### Extracted material
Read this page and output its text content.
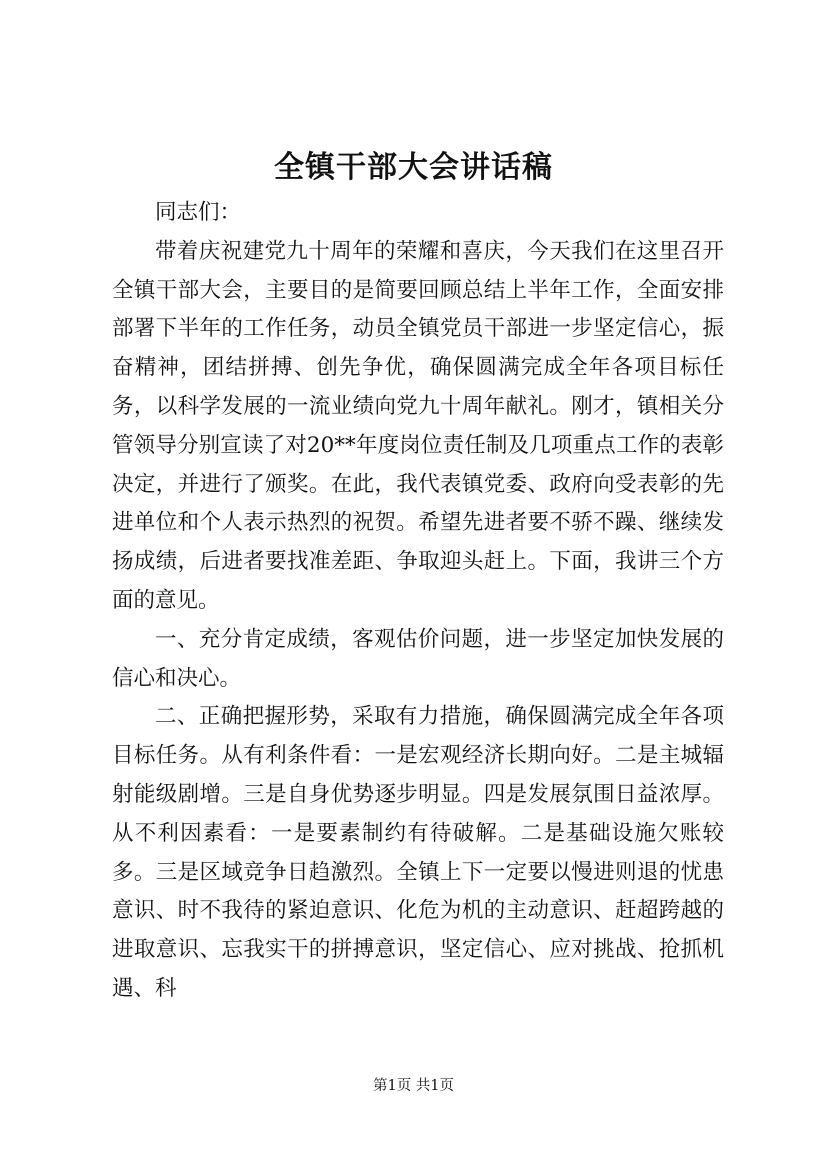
全镇干部大会讲话稿

同志们：

带着庆祝建党九十周年的荣耀和喜庆，今天我们在这里召开全镇干部大会，主要目的是简要回顾总结上半年工作，全面安排部署下半年的工作任务，动员全镇党员干部进一步坚定信心，振奋精神，团结拼搏、创先争优，确保圆满完成全年各项目标任务，以科学发展的一流业绩向党九十周年献礼。刚才，镇相关分管领导分别宣读了对20**年度岗位责任制及几项重点工作的表彰决定，并进行了颁奖。在此，我代表镇党委、政府向受表彰的先进单位和个人表示热烈的祝贺。希望先进者要不骄不躁、继续发扬成绩，后进者要找准差距、争取迎头赶上。下面，我讲三个方面的意见。

一、充分肯定成绩，客观估价问题，进一步坚定加快发展的信心和决心。

二、正确把握形势，采取有力措施，确保圆满完成全年各项目标任务。从有利条件看：一是宏观经济长期向好。二是主城辐射能级剧增。三是自身优势逐步明显。四是发展氛围日益浓厚。从不利因素看：一是要素制约有待破解。二是基础设施欠账较多。三是区域竞争日趋激烈。全镇上下一定要以慢进则退的忧患意识、时不我待的紧迫意识、化危为机的主动意识、赶超跨越的进取意识、忘我实干的拼搏意识，坚定信心、应对挑战、抢抓机遇、科

第1页 共1页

### Exercise
Give only the number of lines in the entries that contain "确保圆满完成全年各项目标任务".

### Solution to this problem
2